▶ _Aim_
Each line holding the word "você" counts once; give the total and nothing more.
**** Data
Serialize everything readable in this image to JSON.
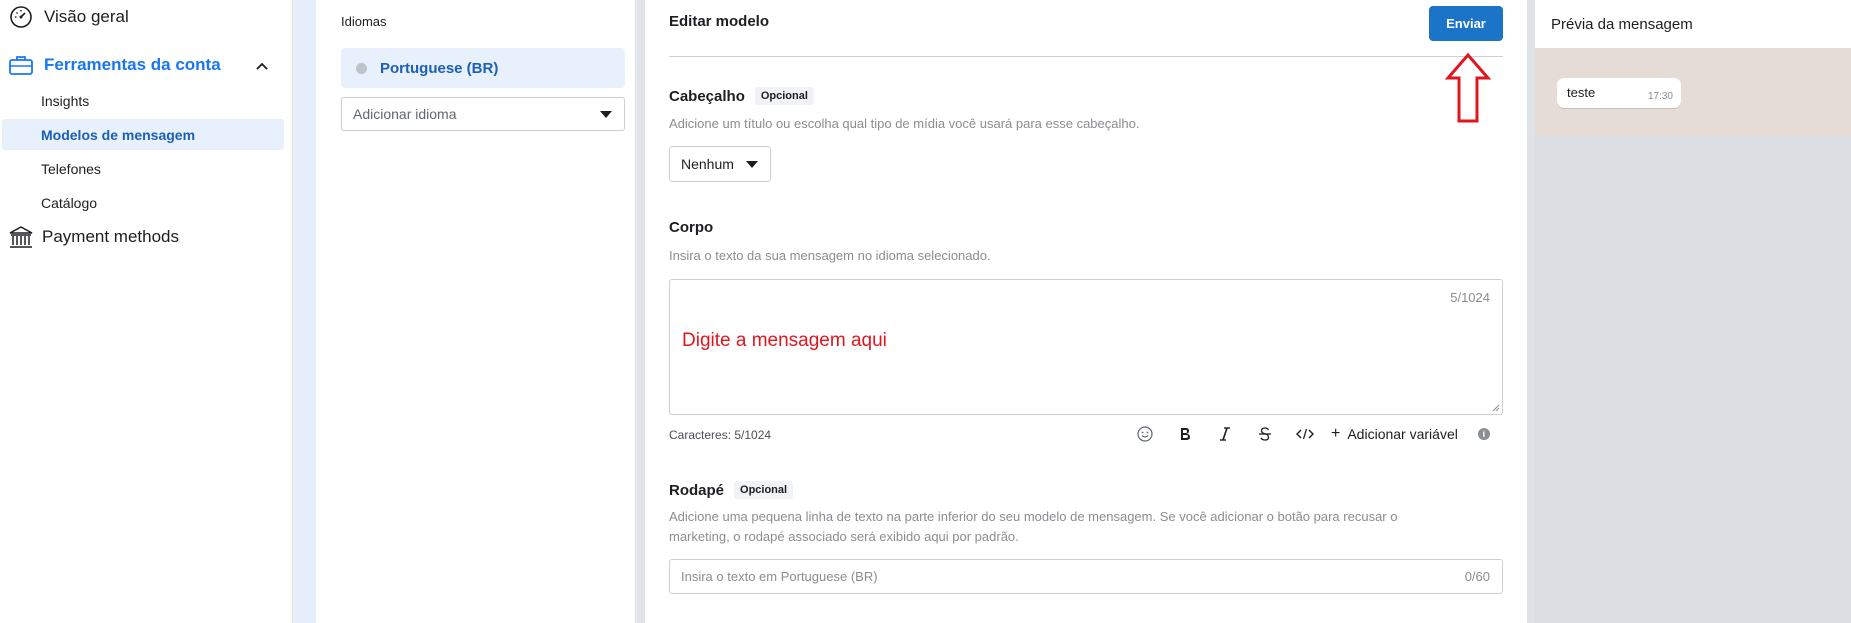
{
  "sidebar": {
    "overview": "Visão geral",
    "group_label": "Ferramentas da conta",
    "items": [
      {
        "label": "Insights"
      },
      {
        "label": "Modelos de mensagem"
      },
      {
        "label": "Telefones"
      },
      {
        "label": "Catálogo"
      }
    ],
    "payment": "Payment methods"
  },
  "languages": {
    "title": "Idiomas",
    "selected": "Portuguese (BR)",
    "add_placeholder": "Adicionar idioma"
  },
  "editor": {
    "title": "Editar modelo",
    "send_label": "Enviar",
    "header": {
      "title": "Cabeçalho",
      "badge": "Opcional",
      "description": "Adicione um título ou escolha qual tipo de mídia você usará para esse cabeçalho.",
      "select_value": "Nenhum"
    },
    "body": {
      "title": "Corpo",
      "description": "Insira o texto da sua mensagem no idioma selecionado.",
      "counter": "5/1024",
      "annotation": "Digite a mensagem aqui",
      "chars_label": "Caracteres: 5/1024",
      "add_variable": "Adicionar variável"
    },
    "footer": {
      "title": "Rodapé",
      "badge": "Opcional",
      "description_line1": "Adicione uma pequena linha de texto na parte inferior do seu modelo de mensagem. Se você adicionar o botão para recusar o",
      "description_line2": "marketing, o rodapé associado será exibido aqui por padrão.",
      "placeholder": "Insira o texto em Portuguese (BR)",
      "counter": "0/60"
    }
  },
  "preview": {
    "title": "Prévia da mensagem",
    "message": "teste",
    "time": "17:30"
  },
  "colors": {
    "accent": "#1b74c8",
    "annotation_red": "#e0161f"
  }
}
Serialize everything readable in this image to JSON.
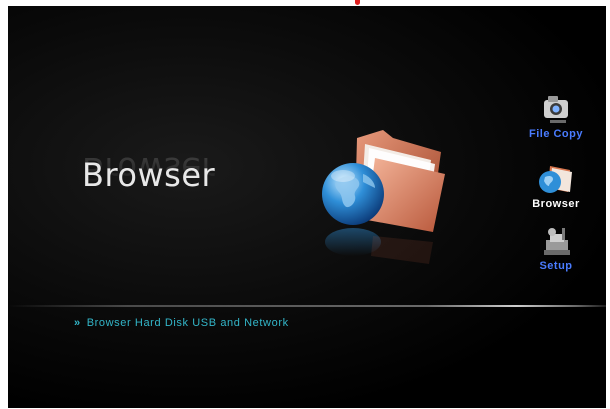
{
  "screen": {
    "title": "Browser",
    "description_bullet": "»",
    "description": "Browser Hard Disk USB and Network"
  },
  "side_menu": {
    "items": [
      {
        "label": "File Copy",
        "icon": "camera-copy-icon",
        "active": false
      },
      {
        "label": "Browser",
        "icon": "globe-folder-icon",
        "active": true
      },
      {
        "label": "Setup",
        "icon": "gear-tools-icon",
        "active": false
      }
    ]
  },
  "colors": {
    "background": "#000000",
    "menu_label": "#4a7cff",
    "menu_label_active": "#ffffff",
    "description_text": "#33b6c9",
    "title_text": "#e8e8e8"
  },
  "icons": {
    "hero": "globe-folder-icon"
  }
}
********
▶ _Result of this task_
2